- WHAT THE EXERCISE ASKS -
Write out the whole listing again, exactly as given.

Figure content listings:

-- begin --

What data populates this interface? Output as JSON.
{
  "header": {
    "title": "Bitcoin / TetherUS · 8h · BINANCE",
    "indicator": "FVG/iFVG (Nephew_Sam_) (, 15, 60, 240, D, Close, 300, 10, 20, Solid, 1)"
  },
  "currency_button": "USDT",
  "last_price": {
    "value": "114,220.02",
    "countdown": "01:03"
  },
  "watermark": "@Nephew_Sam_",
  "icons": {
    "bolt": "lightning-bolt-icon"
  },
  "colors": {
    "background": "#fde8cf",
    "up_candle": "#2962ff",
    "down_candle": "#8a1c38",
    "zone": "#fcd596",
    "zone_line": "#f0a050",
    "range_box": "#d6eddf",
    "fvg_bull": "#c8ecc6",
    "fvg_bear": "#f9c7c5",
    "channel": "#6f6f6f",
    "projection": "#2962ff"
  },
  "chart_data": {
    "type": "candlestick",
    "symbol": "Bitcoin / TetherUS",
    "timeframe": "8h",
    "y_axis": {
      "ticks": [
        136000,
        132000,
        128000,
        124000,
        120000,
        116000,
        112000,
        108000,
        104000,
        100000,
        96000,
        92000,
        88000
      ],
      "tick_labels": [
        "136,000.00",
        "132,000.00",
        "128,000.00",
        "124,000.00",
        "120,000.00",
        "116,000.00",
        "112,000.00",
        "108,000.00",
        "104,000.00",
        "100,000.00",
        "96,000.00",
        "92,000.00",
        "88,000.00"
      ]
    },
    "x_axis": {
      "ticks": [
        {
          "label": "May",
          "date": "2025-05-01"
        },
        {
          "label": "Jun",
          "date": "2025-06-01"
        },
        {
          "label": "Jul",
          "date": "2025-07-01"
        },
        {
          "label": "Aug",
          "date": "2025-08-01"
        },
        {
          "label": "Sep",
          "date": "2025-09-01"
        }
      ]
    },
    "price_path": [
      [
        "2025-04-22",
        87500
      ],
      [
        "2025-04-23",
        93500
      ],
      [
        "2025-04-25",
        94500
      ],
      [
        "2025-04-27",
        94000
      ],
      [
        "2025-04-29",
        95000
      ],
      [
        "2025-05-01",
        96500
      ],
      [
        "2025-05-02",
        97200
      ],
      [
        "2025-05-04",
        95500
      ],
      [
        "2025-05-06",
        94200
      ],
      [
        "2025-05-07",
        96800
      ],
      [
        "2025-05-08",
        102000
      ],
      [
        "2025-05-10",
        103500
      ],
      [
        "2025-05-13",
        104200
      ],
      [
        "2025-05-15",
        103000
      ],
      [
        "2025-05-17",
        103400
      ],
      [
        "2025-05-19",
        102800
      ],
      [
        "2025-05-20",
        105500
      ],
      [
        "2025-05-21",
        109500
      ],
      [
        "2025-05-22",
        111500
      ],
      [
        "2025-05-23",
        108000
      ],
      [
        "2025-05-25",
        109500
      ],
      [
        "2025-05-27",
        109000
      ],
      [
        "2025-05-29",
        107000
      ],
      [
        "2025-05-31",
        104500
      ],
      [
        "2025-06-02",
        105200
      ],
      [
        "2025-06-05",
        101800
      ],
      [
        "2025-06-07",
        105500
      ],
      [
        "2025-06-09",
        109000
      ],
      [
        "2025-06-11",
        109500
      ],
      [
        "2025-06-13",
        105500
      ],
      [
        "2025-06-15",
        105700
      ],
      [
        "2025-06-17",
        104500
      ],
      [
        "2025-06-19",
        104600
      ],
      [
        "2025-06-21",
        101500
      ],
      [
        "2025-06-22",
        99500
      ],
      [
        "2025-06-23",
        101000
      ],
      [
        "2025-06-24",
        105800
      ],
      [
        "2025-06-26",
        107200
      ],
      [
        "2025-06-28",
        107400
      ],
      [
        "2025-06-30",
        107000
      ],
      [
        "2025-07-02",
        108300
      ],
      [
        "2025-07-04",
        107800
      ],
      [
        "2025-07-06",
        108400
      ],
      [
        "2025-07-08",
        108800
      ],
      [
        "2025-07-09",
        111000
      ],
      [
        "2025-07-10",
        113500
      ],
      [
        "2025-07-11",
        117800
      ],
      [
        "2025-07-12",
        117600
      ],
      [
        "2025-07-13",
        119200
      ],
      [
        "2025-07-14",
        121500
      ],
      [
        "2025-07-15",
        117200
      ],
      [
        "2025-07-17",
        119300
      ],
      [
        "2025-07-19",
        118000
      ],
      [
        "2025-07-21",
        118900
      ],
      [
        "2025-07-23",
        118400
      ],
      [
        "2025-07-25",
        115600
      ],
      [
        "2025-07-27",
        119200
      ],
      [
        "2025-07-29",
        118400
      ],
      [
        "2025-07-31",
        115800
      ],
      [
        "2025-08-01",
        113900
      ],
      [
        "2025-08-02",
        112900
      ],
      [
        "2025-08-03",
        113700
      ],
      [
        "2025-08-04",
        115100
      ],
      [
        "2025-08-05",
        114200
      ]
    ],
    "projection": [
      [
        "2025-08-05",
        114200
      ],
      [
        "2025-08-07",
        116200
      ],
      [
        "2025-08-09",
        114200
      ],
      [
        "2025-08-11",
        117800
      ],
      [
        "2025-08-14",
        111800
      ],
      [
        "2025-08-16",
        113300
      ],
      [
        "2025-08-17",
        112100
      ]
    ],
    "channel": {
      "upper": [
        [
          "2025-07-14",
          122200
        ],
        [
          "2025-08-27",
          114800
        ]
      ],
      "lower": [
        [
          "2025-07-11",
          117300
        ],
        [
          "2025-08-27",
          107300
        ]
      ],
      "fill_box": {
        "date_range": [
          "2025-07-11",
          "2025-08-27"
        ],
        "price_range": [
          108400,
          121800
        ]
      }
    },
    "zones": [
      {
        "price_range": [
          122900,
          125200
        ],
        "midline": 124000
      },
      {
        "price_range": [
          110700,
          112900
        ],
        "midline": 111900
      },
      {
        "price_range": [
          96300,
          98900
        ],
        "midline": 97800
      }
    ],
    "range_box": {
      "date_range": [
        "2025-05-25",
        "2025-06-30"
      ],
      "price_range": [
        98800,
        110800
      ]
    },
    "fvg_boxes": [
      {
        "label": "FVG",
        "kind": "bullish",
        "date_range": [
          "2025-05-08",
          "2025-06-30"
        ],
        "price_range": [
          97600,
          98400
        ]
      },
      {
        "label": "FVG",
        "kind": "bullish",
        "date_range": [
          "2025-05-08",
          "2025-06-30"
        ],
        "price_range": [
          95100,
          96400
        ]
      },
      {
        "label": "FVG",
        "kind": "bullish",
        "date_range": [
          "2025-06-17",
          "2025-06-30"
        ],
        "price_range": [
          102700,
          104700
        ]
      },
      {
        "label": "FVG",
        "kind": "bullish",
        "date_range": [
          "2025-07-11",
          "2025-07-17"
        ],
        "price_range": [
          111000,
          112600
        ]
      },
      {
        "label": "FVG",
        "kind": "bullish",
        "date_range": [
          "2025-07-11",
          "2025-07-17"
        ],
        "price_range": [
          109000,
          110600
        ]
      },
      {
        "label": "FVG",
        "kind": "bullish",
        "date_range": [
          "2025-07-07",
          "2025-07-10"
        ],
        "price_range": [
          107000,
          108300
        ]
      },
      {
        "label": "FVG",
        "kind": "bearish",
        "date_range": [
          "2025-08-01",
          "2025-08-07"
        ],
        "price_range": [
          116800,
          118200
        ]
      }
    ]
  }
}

-- end --

- TASK RESPONSE -
What data populates this interface? Output as JSON.
{
  "header": {
    "title": "Bitcoin / TetherUS · 8h · BINANCE",
    "indicator": "FVG/iFVG (Nephew_Sam_) (, 15, 60, 240, D, Close, 300, 10, 20, Solid, 1)"
  },
  "currency_button": "USDT",
  "last_price": {
    "value": "114,220.02",
    "countdown": "01:03"
  },
  "watermark": "@Nephew_Sam_",
  "icons": {
    "bolt": "lightning-bolt-icon"
  },
  "colors": {
    "background": "#fde8cf",
    "up_candle": "#2962ff",
    "down_candle": "#8a1c38",
    "zone": "#fcd596",
    "zone_line": "#f0a050",
    "range_box": "#d6eddf",
    "fvg_bull": "#c8ecc6",
    "fvg_bear": "#f9c7c5",
    "channel": "#6f6f6f",
    "projection": "#2962ff"
  },
  "chart_data": {
    "type": "candlestick",
    "symbol": "Bitcoin / TetherUS",
    "timeframe": "8h",
    "y_axis": {
      "ticks": [
        136000,
        132000,
        128000,
        124000,
        120000,
        116000,
        112000,
        108000,
        104000,
        100000,
        96000,
        92000,
        88000
      ],
      "tick_labels": [
        "136,000.00",
        "132,000.00",
        "128,000.00",
        "124,000.00",
        "120,000.00",
        "116,000.00",
        "112,000.00",
        "108,000.00",
        "104,000.00",
        "100,000.00",
        "96,000.00",
        "92,000.00",
        "88,000.00"
      ]
    },
    "x_axis": {
      "ticks": [
        {
          "label": "May",
          "date": "2025-05-01"
        },
        {
          "label": "Jun",
          "date": "2025-06-01"
        },
        {
          "label": "Jul",
          "date": "2025-07-01"
        },
        {
          "label": "Aug",
          "date": "2025-08-01"
        },
        {
          "label": "Sep",
          "date": "2025-09-01"
        }
      ]
    },
    "price_path": [
      [
        "2025-04-22",
        87500
      ],
      [
        "2025-04-23",
        93500
      ],
      [
        "2025-04-25",
        94500
      ],
      [
        "2025-04-27",
        94000
      ],
      [
        "2025-04-29",
        95000
      ],
      [
        "2025-05-01",
        96500
      ],
      [
        "2025-05-02",
        97200
      ],
      [
        "2025-05-04",
        95500
      ],
      [
        "2025-05-06",
        94200
      ],
      [
        "2025-05-07",
        96800
      ],
      [
        "2025-05-08",
        102000
      ],
      [
        "2025-05-10",
        103500
      ],
      [
        "2025-05-13",
        104200
      ],
      [
        "2025-05-15",
        103000
      ],
      [
        "2025-05-17",
        103400
      ],
      [
        "2025-05-19",
        102800
      ],
      [
        "2025-05-20",
        105500
      ],
      [
        "2025-05-21",
        109500
      ],
      [
        "2025-05-22",
        111500
      ],
      [
        "2025-05-23",
        108000
      ],
      [
        "2025-05-25",
        109500
      ],
      [
        "2025-05-27",
        109000
      ],
      [
        "2025-05-29",
        107000
      ],
      [
        "2025-05-31",
        104500
      ],
      [
        "2025-06-02",
        105200
      ],
      [
        "2025-06-05",
        101800
      ],
      [
        "2025-06-07",
        105500
      ],
      [
        "2025-06-09",
        109000
      ],
      [
        "2025-06-11",
        109500
      ],
      [
        "2025-06-13",
        105500
      ],
      [
        "2025-06-15",
        105700
      ],
      [
        "2025-06-17",
        104500
      ],
      [
        "2025-06-19",
        104600
      ],
      [
        "2025-06-21",
        101500
      ],
      [
        "2025-06-22",
        99500
      ],
      [
        "2025-06-23",
        101000
      ],
      [
        "2025-06-24",
        105800
      ],
      [
        "2025-06-26",
        107200
      ],
      [
        "2025-06-28",
        107400
      ],
      [
        "2025-06-30",
        107000
      ],
      [
        "2025-07-02",
        108300
      ],
      [
        "2025-07-04",
        107800
      ],
      [
        "2025-07-06",
        108400
      ],
      [
        "2025-07-08",
        108800
      ],
      [
        "2025-07-09",
        111000
      ],
      [
        "2025-07-10",
        113500
      ],
      [
        "2025-07-11",
        117800
      ],
      [
        "2025-07-12",
        117600
      ],
      [
        "2025-07-13",
        119200
      ],
      [
        "2025-07-14",
        121500
      ],
      [
        "2025-07-15",
        117200
      ],
      [
        "2025-07-17",
        119300
      ],
      [
        "2025-07-19",
        118000
      ],
      [
        "2025-07-21",
        118900
      ],
      [
        "2025-07-23",
        118400
      ],
      [
        "2025-07-25",
        115600
      ],
      [
        "2025-07-27",
        119200
      ],
      [
        "2025-07-29",
        118400
      ],
      [
        "2025-07-31",
        115800
      ],
      [
        "2025-08-01",
        113900
      ],
      [
        "2025-08-02",
        112900
      ],
      [
        "2025-08-03",
        113700
      ],
      [
        "2025-08-04",
        115100
      ],
      [
        "2025-08-05",
        114200
      ]
    ],
    "projection": [
      [
        "2025-08-05",
        114200
      ],
      [
        "2025-08-07",
        116200
      ],
      [
        "2025-08-09",
        114200
      ],
      [
        "2025-08-11",
        117800
      ],
      [
        "2025-08-14",
        111800
      ],
      [
        "2025-08-16",
        113300
      ],
      [
        "2025-08-17",
        112100
      ]
    ],
    "channel": {
      "upper": [
        [
          "2025-07-14",
          122200
        ],
        [
          "2025-08-27",
          114800
        ]
      ],
      "lower": [
        [
          "2025-07-11",
          117300
        ],
        [
          "2025-08-27",
          107300
        ]
      ],
      "fill_box": {
        "date_range": [
          "2025-07-11",
          "2025-08-27"
        ],
        "price_range": [
          108400,
          121800
        ]
      }
    },
    "zones": [
      {
        "price_range": [
          122900,
          125200
        ],
        "midline": 124000
      },
      {
        "price_range": [
          110700,
          112900
        ],
        "midline": 111900
      },
      {
        "price_range": [
          96300,
          98900
        ],
        "midline": 97800
      }
    ],
    "range_box": {
      "date_range": [
        "2025-05-25",
        "2025-06-30"
      ],
      "price_range": [
        98800,
        110800
      ]
    },
    "fvg_boxes": [
      {
        "label": "FVG",
        "kind": "bullish",
        "date_range": [
          "2025-05-08",
          "2025-06-30"
        ],
        "price_range": [
          97600,
          98400
        ]
      },
      {
        "label": "FVG",
        "kind": "bullish",
        "date_range": [
          "2025-05-08",
          "2025-06-30"
        ],
        "price_range": [
          95100,
          96400
        ]
      },
      {
        "label": "FVG",
        "kind": "bullish",
        "date_range": [
          "2025-06-17",
          "2025-06-30"
        ],
        "price_range": [
          102700,
          104700
        ]
      },
      {
        "label": "FVG",
        "kind": "bullish",
        "date_range": [
          "2025-07-11",
          "2025-07-17"
        ],
        "price_range": [
          111000,
          112600
        ]
      },
      {
        "label": "FVG",
        "kind": "bullish",
        "date_range": [
          "2025-07-11",
          "2025-07-17"
        ],
        "price_range": [
          109000,
          110600
        ]
      },
      {
        "label": "FVG",
        "kind": "bullish",
        "date_range": [
          "2025-07-07",
          "2025-07-10"
        ],
        "price_range": [
          107000,
          108300
        ]
      },
      {
        "label": "FVG",
        "kind": "bearish",
        "date_range": [
          "2025-08-01",
          "2025-08-07"
        ],
        "price_range": [
          116800,
          118200
        ]
      }
    ]
  }
}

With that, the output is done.